== Records for the exercise ==

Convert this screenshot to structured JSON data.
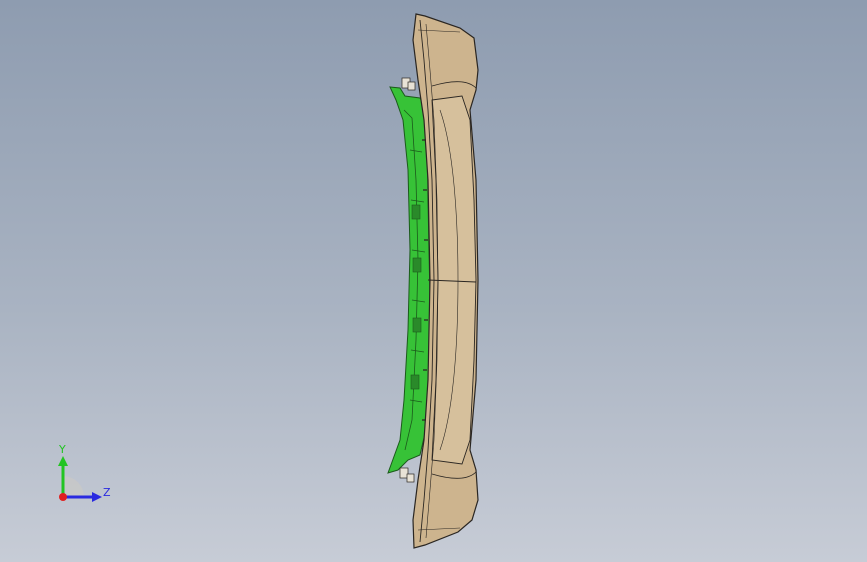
{
  "viewport": {
    "background_top": "#8e9cb0",
    "background_bottom": "#c7ccd6"
  },
  "model": {
    "description_icon": "bumper-part-icon",
    "shell_color": "#cdb48e",
    "inner_color": "#37c237",
    "edge_color": "#2a2622"
  },
  "triad": {
    "y_label": "Y",
    "z_label": "Z",
    "y_color": "#22c422",
    "z_color": "#2a2ae0",
    "origin_color": "#e02020"
  }
}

== Task to carry out ==
Copy the listing exactly. Any image in it stays out of the copy.

== Task response ==
Convert this screenshot to structured JSON data.
{
  "viewport": {
    "background_top": "#8e9cb0",
    "background_bottom": "#c7ccd6"
  },
  "model": {
    "description_icon": "bumper-part-icon",
    "shell_color": "#cdb48e",
    "inner_color": "#37c237",
    "edge_color": "#2a2622"
  },
  "triad": {
    "y_label": "Y",
    "z_label": "Z",
    "y_color": "#22c422",
    "z_color": "#2a2ae0",
    "origin_color": "#e02020"
  }
}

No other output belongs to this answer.